• Exercise prompt: Using the data below, copy every line that contains the word "regularPrice".

• Dataset extract:

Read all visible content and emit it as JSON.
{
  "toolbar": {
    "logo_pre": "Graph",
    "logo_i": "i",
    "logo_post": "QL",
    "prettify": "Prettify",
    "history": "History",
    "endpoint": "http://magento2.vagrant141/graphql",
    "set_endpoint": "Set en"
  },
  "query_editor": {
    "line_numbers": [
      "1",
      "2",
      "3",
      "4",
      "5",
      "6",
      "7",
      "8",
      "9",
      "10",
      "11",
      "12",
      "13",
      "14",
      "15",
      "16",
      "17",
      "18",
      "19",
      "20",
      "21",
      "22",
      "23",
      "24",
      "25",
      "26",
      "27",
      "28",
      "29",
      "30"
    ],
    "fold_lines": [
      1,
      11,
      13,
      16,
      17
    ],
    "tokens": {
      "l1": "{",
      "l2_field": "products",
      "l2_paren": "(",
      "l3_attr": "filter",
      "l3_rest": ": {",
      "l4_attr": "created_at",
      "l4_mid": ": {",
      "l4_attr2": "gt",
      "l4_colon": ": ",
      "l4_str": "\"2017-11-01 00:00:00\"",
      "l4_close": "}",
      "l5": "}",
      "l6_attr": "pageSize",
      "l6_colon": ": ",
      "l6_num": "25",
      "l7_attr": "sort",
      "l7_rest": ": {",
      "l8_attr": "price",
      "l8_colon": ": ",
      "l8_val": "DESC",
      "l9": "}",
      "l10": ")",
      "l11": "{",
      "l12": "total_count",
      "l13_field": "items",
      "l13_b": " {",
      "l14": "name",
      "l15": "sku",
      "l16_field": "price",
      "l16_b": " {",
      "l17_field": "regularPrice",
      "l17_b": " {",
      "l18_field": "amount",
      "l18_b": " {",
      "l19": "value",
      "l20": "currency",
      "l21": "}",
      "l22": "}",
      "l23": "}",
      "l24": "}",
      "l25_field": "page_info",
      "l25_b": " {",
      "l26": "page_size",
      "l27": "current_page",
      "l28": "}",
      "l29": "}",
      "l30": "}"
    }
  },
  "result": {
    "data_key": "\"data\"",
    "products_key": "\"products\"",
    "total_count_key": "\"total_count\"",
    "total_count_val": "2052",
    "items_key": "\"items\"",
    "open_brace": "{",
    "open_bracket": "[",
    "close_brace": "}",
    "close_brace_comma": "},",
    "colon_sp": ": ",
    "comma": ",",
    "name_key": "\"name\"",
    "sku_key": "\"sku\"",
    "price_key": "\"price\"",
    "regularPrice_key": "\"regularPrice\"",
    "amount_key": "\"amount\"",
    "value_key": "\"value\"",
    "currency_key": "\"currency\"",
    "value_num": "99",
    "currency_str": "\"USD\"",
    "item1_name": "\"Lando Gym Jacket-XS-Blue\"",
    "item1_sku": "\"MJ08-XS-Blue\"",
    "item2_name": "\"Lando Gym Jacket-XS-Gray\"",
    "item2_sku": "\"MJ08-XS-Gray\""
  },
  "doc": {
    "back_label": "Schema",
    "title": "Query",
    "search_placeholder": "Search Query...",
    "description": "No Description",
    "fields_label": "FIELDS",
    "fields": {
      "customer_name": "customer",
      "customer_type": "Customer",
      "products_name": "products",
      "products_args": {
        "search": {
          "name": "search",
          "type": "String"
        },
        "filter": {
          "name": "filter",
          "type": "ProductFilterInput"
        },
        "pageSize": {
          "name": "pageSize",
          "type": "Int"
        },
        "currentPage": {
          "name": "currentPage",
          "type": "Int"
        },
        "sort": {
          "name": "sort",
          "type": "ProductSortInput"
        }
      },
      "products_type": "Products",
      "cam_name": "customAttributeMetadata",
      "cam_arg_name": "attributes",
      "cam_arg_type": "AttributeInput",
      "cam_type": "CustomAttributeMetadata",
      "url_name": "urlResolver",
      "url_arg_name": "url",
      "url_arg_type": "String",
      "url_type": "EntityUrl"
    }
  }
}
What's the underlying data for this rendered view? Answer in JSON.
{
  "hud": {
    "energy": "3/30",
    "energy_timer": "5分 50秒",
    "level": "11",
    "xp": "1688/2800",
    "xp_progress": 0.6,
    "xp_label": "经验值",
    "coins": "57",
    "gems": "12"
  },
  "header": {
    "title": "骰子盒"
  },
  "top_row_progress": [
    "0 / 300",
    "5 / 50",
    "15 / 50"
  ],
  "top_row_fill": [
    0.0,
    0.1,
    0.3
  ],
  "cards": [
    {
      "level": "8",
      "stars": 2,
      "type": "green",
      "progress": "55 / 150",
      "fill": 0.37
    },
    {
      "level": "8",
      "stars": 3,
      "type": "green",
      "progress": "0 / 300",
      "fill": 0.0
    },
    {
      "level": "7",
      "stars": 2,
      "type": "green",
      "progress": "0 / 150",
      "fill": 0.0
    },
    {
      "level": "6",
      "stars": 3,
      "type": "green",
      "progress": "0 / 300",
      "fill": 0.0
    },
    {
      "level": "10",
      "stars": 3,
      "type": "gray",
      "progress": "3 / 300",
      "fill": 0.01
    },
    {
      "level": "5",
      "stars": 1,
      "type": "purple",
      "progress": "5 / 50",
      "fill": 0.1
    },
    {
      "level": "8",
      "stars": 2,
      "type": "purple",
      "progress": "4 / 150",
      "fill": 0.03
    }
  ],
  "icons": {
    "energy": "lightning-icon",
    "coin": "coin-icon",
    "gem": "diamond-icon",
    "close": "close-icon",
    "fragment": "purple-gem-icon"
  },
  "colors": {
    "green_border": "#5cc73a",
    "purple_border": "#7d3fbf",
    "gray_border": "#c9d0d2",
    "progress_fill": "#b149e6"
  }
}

• Output for this task:
      "l17_field": "regularPrice",
    "regularPrice_key": "\"regularPrice\"",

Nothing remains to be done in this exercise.